**PROMPT:** Copy out each line containing "name" from the entries below.

**RECORDS FOR THIS EXERCISE:**
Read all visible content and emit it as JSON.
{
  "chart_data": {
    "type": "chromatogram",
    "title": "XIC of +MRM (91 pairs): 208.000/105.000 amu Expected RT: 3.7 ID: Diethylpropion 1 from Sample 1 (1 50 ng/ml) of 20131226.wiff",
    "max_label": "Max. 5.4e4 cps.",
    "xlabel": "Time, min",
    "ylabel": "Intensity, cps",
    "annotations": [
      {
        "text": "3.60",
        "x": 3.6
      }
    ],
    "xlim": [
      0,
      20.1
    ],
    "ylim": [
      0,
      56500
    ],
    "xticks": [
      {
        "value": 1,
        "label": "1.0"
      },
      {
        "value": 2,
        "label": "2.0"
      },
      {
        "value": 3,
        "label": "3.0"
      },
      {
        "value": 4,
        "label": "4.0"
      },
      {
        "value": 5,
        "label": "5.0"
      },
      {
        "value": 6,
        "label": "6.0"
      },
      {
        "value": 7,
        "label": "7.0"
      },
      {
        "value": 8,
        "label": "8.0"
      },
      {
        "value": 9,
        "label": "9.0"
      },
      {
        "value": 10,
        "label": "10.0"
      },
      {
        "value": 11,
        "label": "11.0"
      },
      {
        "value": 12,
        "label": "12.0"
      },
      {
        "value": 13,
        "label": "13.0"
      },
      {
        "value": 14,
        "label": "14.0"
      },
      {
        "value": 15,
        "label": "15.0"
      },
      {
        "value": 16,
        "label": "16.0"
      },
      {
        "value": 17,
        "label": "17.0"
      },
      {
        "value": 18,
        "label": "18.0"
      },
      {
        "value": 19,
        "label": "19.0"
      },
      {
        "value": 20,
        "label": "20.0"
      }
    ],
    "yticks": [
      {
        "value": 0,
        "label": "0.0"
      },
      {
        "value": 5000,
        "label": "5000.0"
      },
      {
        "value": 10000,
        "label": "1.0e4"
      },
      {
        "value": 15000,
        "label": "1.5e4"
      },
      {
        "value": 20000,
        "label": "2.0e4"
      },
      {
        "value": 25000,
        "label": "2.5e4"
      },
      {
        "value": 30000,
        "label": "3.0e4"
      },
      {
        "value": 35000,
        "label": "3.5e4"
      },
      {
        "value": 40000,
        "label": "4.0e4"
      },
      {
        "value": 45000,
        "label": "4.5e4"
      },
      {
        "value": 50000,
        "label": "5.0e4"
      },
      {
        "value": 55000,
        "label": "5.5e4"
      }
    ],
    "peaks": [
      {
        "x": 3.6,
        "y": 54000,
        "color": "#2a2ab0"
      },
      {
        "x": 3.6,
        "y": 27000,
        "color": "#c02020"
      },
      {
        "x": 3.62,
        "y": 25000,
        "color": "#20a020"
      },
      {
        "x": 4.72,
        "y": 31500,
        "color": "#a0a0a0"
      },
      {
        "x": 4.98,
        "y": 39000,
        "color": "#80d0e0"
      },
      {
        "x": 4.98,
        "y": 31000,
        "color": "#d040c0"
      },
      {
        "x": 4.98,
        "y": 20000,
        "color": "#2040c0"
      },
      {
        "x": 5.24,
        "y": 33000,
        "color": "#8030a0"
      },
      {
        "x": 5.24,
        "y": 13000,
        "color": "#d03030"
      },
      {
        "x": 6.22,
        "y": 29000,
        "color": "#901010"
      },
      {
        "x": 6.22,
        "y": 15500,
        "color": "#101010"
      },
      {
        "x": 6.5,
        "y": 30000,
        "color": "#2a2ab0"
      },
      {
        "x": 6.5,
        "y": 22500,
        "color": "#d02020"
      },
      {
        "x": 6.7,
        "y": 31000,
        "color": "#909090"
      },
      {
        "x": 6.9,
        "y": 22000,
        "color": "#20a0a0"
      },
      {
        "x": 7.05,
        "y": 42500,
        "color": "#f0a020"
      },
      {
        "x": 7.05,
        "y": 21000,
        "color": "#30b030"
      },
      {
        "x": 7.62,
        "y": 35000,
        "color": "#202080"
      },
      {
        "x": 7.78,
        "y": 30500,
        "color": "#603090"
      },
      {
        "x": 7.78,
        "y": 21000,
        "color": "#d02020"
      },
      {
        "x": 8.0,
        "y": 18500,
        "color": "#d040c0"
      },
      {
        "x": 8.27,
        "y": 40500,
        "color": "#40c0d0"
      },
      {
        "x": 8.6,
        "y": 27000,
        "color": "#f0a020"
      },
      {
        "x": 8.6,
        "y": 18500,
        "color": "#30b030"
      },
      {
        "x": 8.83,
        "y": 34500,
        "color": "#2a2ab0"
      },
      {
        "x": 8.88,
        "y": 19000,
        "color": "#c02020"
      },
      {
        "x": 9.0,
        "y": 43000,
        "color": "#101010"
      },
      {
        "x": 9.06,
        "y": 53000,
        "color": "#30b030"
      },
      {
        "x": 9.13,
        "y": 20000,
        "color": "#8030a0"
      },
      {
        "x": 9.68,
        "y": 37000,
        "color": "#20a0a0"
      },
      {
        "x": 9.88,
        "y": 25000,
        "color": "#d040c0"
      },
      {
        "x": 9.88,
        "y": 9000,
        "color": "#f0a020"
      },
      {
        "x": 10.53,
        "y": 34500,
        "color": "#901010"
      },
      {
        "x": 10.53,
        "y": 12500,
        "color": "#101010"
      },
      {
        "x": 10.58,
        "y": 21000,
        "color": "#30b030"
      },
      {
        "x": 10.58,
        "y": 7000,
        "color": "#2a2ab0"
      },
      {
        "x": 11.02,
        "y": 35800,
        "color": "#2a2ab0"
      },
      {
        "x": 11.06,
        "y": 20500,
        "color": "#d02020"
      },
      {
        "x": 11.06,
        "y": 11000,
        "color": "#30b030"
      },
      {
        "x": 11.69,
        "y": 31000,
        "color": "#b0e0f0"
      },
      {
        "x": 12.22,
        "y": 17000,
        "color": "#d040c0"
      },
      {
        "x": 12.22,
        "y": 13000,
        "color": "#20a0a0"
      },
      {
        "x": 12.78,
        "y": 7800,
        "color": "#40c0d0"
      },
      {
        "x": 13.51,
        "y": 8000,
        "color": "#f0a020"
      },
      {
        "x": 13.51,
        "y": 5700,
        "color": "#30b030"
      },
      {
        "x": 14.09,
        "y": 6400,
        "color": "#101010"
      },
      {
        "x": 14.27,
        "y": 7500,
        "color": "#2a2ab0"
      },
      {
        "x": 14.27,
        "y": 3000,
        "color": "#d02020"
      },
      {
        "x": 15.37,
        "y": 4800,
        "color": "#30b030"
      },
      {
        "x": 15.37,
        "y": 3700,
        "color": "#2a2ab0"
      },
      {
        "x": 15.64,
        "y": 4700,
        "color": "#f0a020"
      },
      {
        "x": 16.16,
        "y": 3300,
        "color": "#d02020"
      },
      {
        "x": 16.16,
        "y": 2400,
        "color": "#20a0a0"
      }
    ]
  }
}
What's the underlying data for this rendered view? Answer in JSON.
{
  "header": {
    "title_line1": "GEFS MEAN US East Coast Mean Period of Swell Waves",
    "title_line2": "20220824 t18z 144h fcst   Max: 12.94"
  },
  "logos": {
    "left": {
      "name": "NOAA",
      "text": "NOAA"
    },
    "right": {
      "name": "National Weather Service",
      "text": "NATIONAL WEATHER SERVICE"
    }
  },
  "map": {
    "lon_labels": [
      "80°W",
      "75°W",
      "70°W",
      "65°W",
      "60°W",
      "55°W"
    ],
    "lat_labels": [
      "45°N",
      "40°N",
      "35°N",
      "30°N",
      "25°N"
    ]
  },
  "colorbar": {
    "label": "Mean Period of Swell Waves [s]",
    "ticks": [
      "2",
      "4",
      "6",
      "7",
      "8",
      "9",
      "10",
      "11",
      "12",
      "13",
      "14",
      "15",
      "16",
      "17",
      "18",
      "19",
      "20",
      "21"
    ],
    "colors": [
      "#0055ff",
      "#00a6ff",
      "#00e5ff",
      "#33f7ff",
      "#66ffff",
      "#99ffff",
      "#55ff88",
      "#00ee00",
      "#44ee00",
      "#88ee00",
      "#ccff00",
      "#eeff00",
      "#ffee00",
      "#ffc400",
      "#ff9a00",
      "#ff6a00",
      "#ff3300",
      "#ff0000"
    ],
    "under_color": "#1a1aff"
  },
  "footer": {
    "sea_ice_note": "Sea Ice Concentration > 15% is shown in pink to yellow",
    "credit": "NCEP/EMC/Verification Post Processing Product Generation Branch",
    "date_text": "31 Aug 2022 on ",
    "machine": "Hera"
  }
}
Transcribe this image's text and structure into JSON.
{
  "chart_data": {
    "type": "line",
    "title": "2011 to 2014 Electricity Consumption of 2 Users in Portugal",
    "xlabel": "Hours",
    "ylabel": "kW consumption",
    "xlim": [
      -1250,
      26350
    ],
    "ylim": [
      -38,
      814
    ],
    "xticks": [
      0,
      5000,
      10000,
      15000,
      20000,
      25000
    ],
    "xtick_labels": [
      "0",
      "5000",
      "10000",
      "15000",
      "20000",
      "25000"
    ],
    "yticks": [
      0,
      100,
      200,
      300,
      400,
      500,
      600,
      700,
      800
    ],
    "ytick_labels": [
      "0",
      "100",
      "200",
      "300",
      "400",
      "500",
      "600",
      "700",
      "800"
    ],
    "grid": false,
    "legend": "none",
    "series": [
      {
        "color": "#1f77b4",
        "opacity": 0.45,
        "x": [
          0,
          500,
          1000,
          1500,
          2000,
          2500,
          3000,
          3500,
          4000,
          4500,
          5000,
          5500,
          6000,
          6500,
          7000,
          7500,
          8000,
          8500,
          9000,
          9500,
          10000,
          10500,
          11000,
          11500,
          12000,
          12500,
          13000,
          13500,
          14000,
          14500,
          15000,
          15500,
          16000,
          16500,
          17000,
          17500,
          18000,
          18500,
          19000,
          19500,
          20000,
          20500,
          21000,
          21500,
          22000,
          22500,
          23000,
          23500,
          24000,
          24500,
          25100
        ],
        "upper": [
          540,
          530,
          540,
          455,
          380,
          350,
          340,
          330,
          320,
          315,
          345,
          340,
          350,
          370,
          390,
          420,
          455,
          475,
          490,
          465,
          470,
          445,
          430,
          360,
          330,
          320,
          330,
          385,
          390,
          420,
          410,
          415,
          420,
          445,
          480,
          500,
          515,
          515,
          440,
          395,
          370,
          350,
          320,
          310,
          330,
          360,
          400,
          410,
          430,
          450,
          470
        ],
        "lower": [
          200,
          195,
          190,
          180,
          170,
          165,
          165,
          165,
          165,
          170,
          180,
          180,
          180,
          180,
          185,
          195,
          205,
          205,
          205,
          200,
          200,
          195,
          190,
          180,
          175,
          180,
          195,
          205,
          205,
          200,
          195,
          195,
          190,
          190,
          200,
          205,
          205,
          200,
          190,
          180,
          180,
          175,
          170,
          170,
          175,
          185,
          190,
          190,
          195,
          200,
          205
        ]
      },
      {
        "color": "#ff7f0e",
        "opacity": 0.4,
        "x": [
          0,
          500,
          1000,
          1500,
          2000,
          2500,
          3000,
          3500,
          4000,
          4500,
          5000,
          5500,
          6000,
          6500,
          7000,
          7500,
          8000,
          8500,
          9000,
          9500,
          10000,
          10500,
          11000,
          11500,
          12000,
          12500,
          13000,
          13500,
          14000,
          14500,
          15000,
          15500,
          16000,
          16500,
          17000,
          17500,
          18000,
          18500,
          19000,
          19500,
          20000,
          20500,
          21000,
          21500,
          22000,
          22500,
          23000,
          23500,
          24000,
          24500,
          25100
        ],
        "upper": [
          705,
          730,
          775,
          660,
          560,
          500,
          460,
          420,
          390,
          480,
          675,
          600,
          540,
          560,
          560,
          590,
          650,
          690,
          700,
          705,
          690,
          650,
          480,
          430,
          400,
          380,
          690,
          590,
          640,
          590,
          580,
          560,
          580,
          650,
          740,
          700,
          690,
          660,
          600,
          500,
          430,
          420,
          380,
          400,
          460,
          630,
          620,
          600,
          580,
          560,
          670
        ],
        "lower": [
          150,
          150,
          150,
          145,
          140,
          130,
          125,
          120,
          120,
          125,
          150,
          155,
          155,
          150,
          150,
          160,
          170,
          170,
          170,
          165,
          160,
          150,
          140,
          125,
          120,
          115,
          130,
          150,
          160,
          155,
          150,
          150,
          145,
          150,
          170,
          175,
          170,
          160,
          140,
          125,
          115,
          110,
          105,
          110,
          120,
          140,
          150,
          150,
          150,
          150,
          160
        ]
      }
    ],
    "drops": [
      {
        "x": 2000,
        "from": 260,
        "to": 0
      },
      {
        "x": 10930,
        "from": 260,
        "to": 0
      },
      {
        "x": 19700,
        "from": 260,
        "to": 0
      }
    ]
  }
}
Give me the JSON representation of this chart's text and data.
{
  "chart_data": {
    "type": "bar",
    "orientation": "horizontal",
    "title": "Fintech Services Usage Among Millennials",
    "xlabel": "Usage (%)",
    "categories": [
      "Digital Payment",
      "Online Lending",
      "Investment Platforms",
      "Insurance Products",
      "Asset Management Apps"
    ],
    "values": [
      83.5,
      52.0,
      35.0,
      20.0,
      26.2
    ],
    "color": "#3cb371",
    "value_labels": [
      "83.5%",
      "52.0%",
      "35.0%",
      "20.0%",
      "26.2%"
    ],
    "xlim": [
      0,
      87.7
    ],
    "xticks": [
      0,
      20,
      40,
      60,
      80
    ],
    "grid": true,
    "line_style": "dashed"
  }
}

**COMPLETE OUTPUT:**
      "name": "NOAA",
      "name": "National Weather Service",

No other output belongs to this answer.